EXCERPTED RECORDS =>
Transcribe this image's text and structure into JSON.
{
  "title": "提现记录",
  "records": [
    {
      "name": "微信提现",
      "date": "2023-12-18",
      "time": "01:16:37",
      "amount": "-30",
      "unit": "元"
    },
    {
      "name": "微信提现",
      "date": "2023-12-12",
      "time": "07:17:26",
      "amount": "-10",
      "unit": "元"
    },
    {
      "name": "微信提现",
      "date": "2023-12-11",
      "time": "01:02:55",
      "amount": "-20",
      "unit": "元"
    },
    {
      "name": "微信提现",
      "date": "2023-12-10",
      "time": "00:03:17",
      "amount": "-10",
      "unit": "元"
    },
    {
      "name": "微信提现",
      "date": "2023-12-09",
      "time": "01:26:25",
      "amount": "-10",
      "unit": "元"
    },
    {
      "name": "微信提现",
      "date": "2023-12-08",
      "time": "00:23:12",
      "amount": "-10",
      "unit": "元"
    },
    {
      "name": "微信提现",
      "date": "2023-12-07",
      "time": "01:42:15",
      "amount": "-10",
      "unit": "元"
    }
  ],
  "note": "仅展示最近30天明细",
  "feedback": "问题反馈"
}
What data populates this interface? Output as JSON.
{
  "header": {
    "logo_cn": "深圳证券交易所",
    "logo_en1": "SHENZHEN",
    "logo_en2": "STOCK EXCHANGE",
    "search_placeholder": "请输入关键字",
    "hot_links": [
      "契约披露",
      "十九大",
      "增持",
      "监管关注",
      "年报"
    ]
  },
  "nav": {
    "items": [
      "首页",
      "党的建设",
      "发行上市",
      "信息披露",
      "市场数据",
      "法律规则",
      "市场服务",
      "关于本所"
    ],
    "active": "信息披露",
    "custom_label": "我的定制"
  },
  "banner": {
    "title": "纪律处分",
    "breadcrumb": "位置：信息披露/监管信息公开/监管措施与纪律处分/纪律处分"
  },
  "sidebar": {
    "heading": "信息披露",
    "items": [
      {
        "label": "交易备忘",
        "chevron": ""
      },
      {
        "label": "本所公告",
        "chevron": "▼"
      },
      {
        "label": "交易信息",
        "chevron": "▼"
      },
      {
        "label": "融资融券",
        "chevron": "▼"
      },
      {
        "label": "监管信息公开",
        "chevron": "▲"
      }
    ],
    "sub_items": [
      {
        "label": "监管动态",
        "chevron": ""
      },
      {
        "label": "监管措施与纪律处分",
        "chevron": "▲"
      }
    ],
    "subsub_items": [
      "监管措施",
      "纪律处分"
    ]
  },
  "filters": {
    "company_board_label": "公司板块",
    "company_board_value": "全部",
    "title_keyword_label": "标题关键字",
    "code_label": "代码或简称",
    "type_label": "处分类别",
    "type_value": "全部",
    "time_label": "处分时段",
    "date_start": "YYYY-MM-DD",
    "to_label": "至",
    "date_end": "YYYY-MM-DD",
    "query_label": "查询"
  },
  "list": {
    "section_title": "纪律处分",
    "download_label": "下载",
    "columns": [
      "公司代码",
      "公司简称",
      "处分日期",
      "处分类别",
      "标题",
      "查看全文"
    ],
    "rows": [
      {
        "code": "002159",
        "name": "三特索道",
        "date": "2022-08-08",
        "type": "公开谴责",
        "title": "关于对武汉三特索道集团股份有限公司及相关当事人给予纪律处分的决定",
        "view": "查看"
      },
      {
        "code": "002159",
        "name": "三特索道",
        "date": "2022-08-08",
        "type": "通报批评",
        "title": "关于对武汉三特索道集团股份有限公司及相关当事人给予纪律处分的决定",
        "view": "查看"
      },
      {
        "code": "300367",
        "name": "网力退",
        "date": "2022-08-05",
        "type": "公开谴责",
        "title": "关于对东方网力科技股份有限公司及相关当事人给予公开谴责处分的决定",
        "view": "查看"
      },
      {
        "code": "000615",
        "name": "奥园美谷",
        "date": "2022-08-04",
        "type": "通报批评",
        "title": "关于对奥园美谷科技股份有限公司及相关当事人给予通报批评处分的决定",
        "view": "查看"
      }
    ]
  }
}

WHAT YOU NEED TO DO => Repeat the records above exactly.

WRITTEN ANSWER =>
Transcribe this image's text and structure into JSON.
{
  "title": "提现记录",
  "records": [
    {
      "name": "微信提现",
      "date": "2023-12-18",
      "time": "01:16:37",
      "amount": "-30",
      "unit": "元"
    },
    {
      "name": "微信提现",
      "date": "2023-12-12",
      "time": "07:17:26",
      "amount": "-10",
      "unit": "元"
    },
    {
      "name": "微信提现",
      "date": "2023-12-11",
      "time": "01:02:55",
      "amount": "-20",
      "unit": "元"
    },
    {
      "name": "微信提现",
      "date": "2023-12-10",
      "time": "00:03:17",
      "amount": "-10",
      "unit": "元"
    },
    {
      "name": "微信提现",
      "date": "2023-12-09",
      "time": "01:26:25",
      "amount": "-10",
      "unit": "元"
    },
    {
      "name": "微信提现",
      "date": "2023-12-08",
      "time": "00:23:12",
      "amount": "-10",
      "unit": "元"
    },
    {
      "name": "微信提现",
      "date": "2023-12-07",
      "time": "01:42:15",
      "amount": "-10",
      "unit": "元"
    }
  ],
  "note": "仅展示最近30天明细",
  "feedback": "问题反馈"
}
What data populates this interface? Output as JSON.
{
  "header": {
    "logo_cn": "深圳证券交易所",
    "logo_en1": "SHENZHEN",
    "logo_en2": "STOCK EXCHANGE",
    "search_placeholder": "请输入关键字",
    "hot_links": [
      "契约披露",
      "十九大",
      "增持",
      "监管关注",
      "年报"
    ]
  },
  "nav": {
    "items": [
      "首页",
      "党的建设",
      "发行上市",
      "信息披露",
      "市场数据",
      "法律规则",
      "市场服务",
      "关于本所"
    ],
    "active": "信息披露",
    "custom_label": "我的定制"
  },
  "banner": {
    "title": "纪律处分",
    "breadcrumb": "位置：信息披露/监管信息公开/监管措施与纪律处分/纪律处分"
  },
  "sidebar": {
    "heading": "信息披露",
    "items": [
      {
        "label": "交易备忘",
        "chevron": ""
      },
      {
        "label": "本所公告",
        "chevron": "▼"
      },
      {
        "label": "交易信息",
        "chevron": "▼"
      },
      {
        "label": "融资融券",
        "chevron": "▼"
      },
      {
        "label": "监管信息公开",
        "chevron": "▲"
      }
    ],
    "sub_items": [
      {
        "label": "监管动态",
        "chevron": ""
      },
      {
        "label": "监管措施与纪律处分",
        "chevron": "▲"
      }
    ],
    "subsub_items": [
      "监管措施",
      "纪律处分"
    ]
  },
  "filters": {
    "company_board_label": "公司板块",
    "company_board_value": "全部",
    "title_keyword_label": "标题关键字",
    "code_label": "代码或简称",
    "type_label": "处分类别",
    "type_value": "全部",
    "time_label": "处分时段",
    "date_start": "YYYY-MM-DD",
    "to_label": "至",
    "date_end": "YYYY-MM-DD",
    "query_label": "查询"
  },
  "list": {
    "section_title": "纪律处分",
    "download_label": "下载",
    "columns": [
      "公司代码",
      "公司简称",
      "处分日期",
      "处分类别",
      "标题",
      "查看全文"
    ],
    "rows": [
      {
        "code": "002159",
        "name": "三特索道",
        "date": "2022-08-08",
        "type": "公开谴责",
        "title": "关于对武汉三特索道集团股份有限公司及相关当事人给予纪律处分的决定",
        "view": "查看"
      },
      {
        "code": "002159",
        "name": "三特索道",
        "date": "2022-08-08",
        "type": "通报批评",
        "title": "关于对武汉三特索道集团股份有限公司及相关当事人给予纪律处分的决定",
        "view": "查看"
      },
      {
        "code": "300367",
        "name": "网力退",
        "date": "2022-08-05",
        "type": "公开谴责",
        "title": "关于对东方网力科技股份有限公司及相关当事人给予公开谴责处分的决定",
        "view": "查看"
      },
      {
        "code": "000615",
        "name": "奥园美谷",
        "date": "2022-08-04",
        "type": "通报批评",
        "title": "关于对奥园美谷科技股份有限公司及相关当事人给予通报批评处分的决定",
        "view": "查看"
      }
    ]
  }
}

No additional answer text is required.